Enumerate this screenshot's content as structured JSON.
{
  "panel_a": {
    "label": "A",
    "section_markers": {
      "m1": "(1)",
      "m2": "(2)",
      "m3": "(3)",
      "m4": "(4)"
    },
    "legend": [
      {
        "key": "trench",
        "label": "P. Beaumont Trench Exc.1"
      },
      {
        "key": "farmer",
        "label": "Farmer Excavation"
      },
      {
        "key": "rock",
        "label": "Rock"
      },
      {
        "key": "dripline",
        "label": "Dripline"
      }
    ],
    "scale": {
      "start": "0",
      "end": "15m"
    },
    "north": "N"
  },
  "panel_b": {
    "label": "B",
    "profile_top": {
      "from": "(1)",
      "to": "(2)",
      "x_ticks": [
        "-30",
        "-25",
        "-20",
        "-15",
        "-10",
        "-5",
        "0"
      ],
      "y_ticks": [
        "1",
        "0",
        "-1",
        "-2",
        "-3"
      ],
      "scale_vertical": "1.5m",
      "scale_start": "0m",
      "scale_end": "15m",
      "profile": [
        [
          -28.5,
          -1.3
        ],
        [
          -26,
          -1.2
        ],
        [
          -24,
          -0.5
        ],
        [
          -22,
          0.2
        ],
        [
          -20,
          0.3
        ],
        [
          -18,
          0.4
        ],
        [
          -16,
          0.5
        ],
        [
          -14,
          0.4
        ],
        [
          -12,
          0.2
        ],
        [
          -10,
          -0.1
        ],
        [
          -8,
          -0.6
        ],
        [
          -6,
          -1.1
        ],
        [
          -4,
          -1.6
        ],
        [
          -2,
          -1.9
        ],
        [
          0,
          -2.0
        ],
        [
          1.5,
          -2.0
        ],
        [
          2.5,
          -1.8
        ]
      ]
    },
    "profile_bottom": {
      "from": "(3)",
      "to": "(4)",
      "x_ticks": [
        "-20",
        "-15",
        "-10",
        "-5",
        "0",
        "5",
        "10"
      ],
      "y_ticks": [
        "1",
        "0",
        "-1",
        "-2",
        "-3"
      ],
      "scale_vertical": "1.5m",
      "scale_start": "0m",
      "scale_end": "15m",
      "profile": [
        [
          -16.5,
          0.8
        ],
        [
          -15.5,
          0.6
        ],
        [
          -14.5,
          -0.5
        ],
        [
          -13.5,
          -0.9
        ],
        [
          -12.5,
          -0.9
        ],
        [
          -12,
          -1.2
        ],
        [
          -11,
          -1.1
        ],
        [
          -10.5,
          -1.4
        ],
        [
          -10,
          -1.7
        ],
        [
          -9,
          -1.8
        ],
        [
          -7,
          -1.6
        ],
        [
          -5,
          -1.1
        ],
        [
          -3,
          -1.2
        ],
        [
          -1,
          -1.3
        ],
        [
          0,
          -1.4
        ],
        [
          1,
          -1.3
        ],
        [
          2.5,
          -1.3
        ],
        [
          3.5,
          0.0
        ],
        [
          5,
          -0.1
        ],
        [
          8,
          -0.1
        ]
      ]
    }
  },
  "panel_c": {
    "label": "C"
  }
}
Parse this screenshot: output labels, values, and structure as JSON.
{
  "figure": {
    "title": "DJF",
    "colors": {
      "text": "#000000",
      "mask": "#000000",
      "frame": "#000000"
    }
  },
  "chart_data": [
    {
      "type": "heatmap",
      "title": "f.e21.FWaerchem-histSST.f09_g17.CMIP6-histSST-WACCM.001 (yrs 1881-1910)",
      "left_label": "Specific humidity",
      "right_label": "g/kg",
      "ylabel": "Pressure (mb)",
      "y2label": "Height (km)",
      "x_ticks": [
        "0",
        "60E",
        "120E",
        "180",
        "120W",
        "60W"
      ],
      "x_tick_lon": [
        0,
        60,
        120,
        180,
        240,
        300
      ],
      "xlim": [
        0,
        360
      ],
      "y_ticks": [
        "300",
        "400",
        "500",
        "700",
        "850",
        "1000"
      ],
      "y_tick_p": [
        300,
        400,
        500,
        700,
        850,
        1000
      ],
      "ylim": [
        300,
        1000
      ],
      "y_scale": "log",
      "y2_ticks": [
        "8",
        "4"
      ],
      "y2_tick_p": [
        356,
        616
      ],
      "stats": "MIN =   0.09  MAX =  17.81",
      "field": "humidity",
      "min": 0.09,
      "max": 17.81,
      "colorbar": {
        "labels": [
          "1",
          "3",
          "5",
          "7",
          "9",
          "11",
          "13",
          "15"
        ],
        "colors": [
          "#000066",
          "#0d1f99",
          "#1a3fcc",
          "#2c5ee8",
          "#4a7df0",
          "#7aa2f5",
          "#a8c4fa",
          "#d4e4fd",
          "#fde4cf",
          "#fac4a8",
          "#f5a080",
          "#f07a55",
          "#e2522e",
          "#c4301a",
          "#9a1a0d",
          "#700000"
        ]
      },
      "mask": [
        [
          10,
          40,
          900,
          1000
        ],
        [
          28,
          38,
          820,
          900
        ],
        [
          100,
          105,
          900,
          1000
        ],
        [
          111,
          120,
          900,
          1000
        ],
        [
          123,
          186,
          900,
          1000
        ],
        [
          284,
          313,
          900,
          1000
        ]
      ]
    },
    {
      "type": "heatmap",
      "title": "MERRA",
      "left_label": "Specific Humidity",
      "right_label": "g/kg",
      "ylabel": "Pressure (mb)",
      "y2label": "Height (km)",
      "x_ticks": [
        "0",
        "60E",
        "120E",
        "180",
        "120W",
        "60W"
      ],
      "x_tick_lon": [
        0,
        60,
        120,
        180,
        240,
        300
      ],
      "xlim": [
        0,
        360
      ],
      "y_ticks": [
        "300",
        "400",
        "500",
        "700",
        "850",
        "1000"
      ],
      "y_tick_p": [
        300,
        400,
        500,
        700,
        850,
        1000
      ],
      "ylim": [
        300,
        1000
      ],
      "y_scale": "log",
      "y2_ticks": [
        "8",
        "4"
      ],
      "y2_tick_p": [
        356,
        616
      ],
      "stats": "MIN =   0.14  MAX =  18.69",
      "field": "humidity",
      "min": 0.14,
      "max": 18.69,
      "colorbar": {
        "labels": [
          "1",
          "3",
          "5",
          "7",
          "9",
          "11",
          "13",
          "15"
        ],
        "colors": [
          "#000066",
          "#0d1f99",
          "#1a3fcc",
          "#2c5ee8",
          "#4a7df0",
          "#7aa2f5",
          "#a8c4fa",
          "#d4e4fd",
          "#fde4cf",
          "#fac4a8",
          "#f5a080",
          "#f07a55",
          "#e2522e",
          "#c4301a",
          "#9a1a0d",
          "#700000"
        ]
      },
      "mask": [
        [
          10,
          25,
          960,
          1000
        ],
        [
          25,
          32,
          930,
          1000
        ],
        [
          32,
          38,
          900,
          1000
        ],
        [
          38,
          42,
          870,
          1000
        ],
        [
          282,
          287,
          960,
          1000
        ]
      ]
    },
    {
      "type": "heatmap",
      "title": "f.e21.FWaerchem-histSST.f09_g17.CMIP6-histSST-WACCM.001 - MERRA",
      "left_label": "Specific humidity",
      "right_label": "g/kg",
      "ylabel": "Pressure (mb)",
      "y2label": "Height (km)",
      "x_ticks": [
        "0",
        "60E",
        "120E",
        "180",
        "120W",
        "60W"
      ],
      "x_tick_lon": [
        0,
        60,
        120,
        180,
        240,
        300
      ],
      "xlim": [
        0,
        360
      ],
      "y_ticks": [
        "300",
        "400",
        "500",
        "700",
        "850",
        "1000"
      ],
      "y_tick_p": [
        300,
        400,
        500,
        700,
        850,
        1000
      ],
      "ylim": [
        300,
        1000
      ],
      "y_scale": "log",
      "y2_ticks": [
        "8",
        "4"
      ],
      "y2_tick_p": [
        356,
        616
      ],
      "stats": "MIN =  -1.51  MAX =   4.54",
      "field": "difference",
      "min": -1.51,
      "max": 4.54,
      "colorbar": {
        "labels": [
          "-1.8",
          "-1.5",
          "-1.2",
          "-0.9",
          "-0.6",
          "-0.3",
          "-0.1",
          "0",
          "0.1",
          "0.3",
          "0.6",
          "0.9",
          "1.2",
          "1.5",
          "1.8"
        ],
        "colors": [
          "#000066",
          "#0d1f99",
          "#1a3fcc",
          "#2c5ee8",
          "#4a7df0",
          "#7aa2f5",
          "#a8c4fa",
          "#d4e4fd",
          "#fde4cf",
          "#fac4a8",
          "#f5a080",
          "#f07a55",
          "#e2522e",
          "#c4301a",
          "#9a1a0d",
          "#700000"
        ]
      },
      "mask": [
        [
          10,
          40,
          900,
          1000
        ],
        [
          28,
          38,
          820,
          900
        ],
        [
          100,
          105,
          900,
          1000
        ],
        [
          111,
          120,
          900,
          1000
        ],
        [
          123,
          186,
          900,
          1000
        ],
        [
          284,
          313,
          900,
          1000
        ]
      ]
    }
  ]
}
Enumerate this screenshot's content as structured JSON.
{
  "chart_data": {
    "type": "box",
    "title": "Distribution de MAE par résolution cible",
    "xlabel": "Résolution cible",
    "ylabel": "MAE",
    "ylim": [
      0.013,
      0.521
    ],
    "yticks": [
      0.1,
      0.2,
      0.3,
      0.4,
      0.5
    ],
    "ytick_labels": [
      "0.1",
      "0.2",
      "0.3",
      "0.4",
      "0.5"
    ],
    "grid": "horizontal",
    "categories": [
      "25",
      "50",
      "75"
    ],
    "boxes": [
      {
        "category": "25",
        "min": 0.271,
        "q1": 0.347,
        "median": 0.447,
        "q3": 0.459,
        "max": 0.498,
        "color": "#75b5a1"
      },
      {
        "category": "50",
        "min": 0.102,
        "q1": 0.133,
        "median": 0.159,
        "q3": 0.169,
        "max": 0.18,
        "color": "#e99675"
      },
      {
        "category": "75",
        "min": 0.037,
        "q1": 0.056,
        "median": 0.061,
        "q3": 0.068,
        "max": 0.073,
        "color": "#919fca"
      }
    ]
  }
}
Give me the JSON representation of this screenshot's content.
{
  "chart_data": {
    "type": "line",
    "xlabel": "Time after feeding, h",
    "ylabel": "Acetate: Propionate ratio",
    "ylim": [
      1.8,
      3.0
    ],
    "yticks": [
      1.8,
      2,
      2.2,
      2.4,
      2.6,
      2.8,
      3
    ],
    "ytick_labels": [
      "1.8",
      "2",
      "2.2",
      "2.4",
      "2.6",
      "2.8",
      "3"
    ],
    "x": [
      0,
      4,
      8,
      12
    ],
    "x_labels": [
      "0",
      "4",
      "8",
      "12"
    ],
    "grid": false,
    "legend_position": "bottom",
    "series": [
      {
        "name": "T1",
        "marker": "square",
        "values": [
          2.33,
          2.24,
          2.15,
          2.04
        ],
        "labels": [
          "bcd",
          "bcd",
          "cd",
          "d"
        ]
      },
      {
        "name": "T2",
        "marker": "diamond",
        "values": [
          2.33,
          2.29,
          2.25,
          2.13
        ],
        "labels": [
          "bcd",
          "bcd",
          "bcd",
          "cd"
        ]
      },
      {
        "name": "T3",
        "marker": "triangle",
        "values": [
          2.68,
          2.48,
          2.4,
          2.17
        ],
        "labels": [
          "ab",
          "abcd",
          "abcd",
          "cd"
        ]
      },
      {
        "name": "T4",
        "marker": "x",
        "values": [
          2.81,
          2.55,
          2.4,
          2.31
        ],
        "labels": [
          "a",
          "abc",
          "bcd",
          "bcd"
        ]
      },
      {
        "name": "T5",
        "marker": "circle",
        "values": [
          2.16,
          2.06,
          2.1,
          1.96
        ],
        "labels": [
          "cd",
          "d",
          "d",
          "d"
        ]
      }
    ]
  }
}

========================

TASK TO COMPLETE »
Of the lines in this data, how many contain "cible"? Reply with only the number.

TASK RESULT »
2